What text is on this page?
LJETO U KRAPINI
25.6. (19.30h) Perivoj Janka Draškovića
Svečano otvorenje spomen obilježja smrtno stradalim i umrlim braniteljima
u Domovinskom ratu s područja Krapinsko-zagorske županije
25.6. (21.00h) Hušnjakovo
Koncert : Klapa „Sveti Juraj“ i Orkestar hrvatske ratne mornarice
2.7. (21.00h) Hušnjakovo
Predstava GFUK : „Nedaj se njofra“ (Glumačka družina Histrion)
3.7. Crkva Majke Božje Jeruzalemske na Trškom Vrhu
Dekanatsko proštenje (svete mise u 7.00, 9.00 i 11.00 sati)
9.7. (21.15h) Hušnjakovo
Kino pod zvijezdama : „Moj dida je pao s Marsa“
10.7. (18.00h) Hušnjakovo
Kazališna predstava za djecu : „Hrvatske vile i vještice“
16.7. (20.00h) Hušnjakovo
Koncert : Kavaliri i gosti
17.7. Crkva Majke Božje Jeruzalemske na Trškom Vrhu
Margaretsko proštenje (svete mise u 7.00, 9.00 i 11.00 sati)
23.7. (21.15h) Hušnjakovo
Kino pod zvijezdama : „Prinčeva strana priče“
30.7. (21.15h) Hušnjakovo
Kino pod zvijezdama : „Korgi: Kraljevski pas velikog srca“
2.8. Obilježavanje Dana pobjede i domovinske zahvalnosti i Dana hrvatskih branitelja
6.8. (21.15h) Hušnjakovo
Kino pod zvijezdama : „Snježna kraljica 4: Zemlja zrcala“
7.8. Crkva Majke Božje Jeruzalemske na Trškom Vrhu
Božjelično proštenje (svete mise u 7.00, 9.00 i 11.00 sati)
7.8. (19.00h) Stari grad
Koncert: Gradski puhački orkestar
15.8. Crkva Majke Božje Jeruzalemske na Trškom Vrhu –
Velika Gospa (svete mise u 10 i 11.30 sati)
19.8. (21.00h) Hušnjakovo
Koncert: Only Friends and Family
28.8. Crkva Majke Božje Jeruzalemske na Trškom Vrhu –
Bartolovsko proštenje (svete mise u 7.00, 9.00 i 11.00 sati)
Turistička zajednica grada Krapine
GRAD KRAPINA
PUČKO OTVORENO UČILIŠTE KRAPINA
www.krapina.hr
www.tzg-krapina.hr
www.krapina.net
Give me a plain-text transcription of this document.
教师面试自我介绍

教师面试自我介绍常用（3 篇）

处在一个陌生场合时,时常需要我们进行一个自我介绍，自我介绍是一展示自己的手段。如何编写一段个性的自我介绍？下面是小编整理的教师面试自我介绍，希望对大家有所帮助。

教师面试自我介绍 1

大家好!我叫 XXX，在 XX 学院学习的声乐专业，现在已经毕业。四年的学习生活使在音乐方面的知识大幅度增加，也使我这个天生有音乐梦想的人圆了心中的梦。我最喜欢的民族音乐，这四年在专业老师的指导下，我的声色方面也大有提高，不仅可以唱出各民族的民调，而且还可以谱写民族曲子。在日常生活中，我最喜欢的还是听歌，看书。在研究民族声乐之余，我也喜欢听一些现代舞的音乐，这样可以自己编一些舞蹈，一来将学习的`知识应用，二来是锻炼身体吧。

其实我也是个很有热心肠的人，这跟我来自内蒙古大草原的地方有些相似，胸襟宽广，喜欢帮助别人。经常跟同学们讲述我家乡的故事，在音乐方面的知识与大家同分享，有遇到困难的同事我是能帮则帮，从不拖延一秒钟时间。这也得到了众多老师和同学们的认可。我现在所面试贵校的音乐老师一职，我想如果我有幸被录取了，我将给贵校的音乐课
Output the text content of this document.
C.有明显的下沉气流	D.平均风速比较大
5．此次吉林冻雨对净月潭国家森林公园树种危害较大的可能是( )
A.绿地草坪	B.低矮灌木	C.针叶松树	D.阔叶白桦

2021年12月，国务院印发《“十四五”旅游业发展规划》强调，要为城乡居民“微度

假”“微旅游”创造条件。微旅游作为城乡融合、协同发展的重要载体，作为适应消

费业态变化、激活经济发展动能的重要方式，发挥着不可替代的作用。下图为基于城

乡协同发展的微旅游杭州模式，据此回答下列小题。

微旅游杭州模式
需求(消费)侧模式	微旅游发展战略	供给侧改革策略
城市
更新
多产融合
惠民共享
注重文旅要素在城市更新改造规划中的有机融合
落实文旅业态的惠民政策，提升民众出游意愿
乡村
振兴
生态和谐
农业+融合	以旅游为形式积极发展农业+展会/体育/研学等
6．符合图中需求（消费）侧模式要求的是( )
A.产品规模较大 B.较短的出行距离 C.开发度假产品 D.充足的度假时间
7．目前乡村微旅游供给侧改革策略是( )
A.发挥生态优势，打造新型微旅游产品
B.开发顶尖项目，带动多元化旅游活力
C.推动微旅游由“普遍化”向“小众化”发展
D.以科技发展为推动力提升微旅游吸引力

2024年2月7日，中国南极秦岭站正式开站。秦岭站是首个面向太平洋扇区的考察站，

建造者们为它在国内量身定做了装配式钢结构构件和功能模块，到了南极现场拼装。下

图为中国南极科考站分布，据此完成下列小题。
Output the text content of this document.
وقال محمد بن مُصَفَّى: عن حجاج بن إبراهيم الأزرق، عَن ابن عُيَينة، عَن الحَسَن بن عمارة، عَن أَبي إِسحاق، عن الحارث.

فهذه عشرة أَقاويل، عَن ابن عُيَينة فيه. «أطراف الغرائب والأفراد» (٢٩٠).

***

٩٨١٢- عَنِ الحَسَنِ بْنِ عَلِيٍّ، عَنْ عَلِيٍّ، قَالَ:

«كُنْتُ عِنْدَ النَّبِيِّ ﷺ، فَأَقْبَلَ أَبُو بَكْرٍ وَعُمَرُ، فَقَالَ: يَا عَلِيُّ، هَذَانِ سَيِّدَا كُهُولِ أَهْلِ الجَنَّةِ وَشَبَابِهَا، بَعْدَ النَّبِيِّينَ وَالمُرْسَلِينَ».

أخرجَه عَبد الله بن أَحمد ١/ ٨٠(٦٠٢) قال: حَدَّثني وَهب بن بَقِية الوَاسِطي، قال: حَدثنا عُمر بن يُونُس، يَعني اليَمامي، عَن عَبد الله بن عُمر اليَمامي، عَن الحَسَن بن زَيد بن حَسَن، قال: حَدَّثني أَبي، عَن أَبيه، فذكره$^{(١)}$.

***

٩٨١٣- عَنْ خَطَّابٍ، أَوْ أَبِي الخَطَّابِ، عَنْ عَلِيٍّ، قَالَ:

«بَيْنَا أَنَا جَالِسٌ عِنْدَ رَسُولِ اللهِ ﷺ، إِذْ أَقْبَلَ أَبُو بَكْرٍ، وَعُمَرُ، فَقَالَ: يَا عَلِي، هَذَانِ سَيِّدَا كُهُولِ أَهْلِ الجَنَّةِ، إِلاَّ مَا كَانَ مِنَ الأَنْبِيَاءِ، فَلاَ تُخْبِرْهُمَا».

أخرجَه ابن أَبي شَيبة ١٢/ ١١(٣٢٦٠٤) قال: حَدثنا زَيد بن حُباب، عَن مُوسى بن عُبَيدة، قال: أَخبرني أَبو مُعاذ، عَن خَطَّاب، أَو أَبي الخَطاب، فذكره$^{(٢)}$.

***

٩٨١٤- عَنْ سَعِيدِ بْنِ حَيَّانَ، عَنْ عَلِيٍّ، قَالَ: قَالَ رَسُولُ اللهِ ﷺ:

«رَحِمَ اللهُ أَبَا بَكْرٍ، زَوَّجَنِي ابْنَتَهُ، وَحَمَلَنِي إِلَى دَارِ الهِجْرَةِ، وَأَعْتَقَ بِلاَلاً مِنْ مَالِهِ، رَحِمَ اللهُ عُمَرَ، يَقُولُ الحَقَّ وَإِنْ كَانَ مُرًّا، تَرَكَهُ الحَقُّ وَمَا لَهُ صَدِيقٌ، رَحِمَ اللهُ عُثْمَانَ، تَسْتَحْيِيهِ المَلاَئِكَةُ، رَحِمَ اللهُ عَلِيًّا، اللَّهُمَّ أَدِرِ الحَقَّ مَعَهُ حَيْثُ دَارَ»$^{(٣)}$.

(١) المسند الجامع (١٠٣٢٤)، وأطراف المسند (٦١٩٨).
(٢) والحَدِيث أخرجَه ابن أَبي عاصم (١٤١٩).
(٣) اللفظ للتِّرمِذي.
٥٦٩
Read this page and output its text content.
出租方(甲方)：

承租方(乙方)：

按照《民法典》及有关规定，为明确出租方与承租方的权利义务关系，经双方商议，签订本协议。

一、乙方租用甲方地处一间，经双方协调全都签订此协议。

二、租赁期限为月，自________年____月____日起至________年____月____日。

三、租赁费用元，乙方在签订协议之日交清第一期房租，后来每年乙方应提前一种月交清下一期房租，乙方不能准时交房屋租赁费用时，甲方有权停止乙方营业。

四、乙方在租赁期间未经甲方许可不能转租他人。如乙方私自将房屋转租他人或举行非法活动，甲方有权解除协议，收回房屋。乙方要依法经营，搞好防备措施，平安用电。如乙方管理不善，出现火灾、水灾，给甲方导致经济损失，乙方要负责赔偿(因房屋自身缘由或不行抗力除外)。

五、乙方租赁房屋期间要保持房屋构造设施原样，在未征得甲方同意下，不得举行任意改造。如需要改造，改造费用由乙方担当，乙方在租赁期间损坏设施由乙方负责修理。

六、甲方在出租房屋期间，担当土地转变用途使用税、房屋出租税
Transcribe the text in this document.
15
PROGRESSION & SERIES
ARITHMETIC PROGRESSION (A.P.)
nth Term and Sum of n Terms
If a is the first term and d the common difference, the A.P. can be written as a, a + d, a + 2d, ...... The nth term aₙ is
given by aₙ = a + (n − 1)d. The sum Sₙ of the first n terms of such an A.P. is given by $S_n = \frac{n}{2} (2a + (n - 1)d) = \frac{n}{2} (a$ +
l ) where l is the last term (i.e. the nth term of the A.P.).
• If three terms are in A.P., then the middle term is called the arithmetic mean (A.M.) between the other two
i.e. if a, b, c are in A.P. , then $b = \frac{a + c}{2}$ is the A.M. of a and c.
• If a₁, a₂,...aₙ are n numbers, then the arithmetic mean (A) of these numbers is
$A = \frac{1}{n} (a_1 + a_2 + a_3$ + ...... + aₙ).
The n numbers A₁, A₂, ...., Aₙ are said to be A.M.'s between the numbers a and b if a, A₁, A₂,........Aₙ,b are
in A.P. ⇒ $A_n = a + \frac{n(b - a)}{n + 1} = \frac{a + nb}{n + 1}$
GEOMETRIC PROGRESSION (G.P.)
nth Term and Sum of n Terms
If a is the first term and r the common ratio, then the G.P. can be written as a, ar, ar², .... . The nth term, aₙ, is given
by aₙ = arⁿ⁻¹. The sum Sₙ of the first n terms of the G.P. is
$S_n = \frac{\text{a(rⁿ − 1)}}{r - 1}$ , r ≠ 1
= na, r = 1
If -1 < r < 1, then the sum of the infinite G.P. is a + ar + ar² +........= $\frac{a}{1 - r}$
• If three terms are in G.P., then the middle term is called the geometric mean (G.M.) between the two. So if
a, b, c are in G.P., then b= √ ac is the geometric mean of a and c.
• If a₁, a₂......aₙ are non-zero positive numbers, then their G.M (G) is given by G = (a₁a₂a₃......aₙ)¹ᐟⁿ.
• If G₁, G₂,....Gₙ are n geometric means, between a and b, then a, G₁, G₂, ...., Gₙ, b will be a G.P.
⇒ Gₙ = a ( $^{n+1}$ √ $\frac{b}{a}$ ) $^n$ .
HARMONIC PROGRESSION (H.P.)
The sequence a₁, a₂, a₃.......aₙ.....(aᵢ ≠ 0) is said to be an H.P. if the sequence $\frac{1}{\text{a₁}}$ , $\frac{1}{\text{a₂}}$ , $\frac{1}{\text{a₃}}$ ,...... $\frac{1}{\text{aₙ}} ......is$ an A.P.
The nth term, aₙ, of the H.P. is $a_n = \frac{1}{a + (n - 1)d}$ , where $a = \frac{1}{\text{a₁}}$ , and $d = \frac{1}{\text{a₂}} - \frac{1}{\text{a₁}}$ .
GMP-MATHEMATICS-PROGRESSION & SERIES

====

Task instructions - Locate the word "Jeruzalemske" in the records and collect each line it appears in.

Answer to the problem -
3.7. Crkva Majke Božje Jeruzalemske na Trškom Vrhu
17.7. Crkva Majke Božje Jeruzalemske na Trškom Vrhu
7.8. Crkva Majke Božje Jeruzalemske na Trškom Vrhu
15.8. Crkva Majke Božje Jeruzalemske na Trškom Vrhu –
28.8. Crkva Majke Božje Jeruzalemske na Trškom Vrhu –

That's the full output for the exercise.